> GOAL: In all of the material, change every "y-tick-label" to "y-axis-tick-label" and leave every other part of the lines unchanged.

Region and label listings
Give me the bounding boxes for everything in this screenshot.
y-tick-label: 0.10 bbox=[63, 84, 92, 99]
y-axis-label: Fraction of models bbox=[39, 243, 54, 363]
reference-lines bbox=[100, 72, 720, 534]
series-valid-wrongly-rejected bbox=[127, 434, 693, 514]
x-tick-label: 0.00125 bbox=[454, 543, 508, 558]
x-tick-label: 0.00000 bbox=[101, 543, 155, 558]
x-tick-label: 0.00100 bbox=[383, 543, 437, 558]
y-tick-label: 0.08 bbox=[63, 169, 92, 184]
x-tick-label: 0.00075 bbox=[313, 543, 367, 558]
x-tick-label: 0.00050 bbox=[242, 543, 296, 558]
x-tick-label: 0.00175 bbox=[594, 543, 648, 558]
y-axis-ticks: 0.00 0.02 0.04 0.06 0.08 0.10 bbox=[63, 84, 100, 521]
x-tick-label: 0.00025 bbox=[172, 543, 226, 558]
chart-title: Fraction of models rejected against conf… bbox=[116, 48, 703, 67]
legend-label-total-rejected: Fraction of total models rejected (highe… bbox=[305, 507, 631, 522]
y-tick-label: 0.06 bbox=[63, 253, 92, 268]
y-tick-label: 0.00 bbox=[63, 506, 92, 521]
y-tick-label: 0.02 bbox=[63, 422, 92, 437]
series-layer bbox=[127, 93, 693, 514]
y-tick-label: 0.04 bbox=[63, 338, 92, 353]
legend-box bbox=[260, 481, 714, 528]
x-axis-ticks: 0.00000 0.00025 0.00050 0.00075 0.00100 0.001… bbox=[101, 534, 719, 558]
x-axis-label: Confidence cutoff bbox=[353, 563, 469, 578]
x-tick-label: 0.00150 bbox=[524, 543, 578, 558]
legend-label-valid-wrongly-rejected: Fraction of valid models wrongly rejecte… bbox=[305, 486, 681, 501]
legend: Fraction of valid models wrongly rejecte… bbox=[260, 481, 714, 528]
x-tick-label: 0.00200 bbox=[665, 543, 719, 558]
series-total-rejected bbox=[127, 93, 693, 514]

> CORRECT RESULT:
Give me the bounding boxes for everything in this screenshot.
y-axis-tick-label: 0.10 bbox=[63, 84, 92, 99]
y-axis-label: Fraction of models bbox=[39, 243, 54, 363]
reference-lines bbox=[100, 72, 720, 534]
series-valid-wrongly-rejected bbox=[127, 434, 693, 514]
x-tick-label: 0.00125 bbox=[454, 543, 508, 558]
x-tick-label: 0.00000 bbox=[101, 543, 155, 558]
x-tick-label: 0.00100 bbox=[383, 543, 437, 558]
y-axis-tick-label: 0.08 bbox=[63, 169, 92, 184]
x-tick-label: 0.00075 bbox=[313, 543, 367, 558]
x-tick-label: 0.00050 bbox=[242, 543, 296, 558]
x-tick-label: 0.00175 bbox=[594, 543, 648, 558]
y-axis-ticks: 0.00 0.02 0.04 0.06 0.08 0.10 bbox=[63, 84, 100, 521]
x-tick-label: 0.00025 bbox=[172, 543, 226, 558]
chart-title: Fraction of models rejected against conf… bbox=[116, 48, 703, 67]
legend-label-total-rejected: Fraction of total models rejected (highe… bbox=[305, 507, 631, 522]
y-axis-tick-label: 0.06 bbox=[63, 253, 92, 268]
y-axis-tick-label: 0.00 bbox=[63, 506, 92, 521]
y-axis-tick-label: 0.02 bbox=[63, 422, 92, 437]
series-layer bbox=[127, 93, 693, 514]
y-axis-tick-label: 0.04 bbox=[63, 338, 92, 353]
legend-box bbox=[260, 481, 714, 528]
x-axis-ticks: 0.00000 0.00025 0.00050 0.00075 0.00100 0.001… bbox=[101, 534, 719, 558]
x-axis-label: Confidence cutoff bbox=[353, 563, 469, 578]
x-tick-label: 0.00150 bbox=[524, 543, 578, 558]
legend-label-valid-wrongly-rejected: Fraction of valid models wrongly rejecte… bbox=[305, 486, 681, 501]
legend: Fraction of valid models wrongly rejecte… bbox=[260, 481, 714, 528]
x-tick-label: 0.00200 bbox=[665, 543, 719, 558]
series-total-rejected bbox=[127, 93, 693, 514]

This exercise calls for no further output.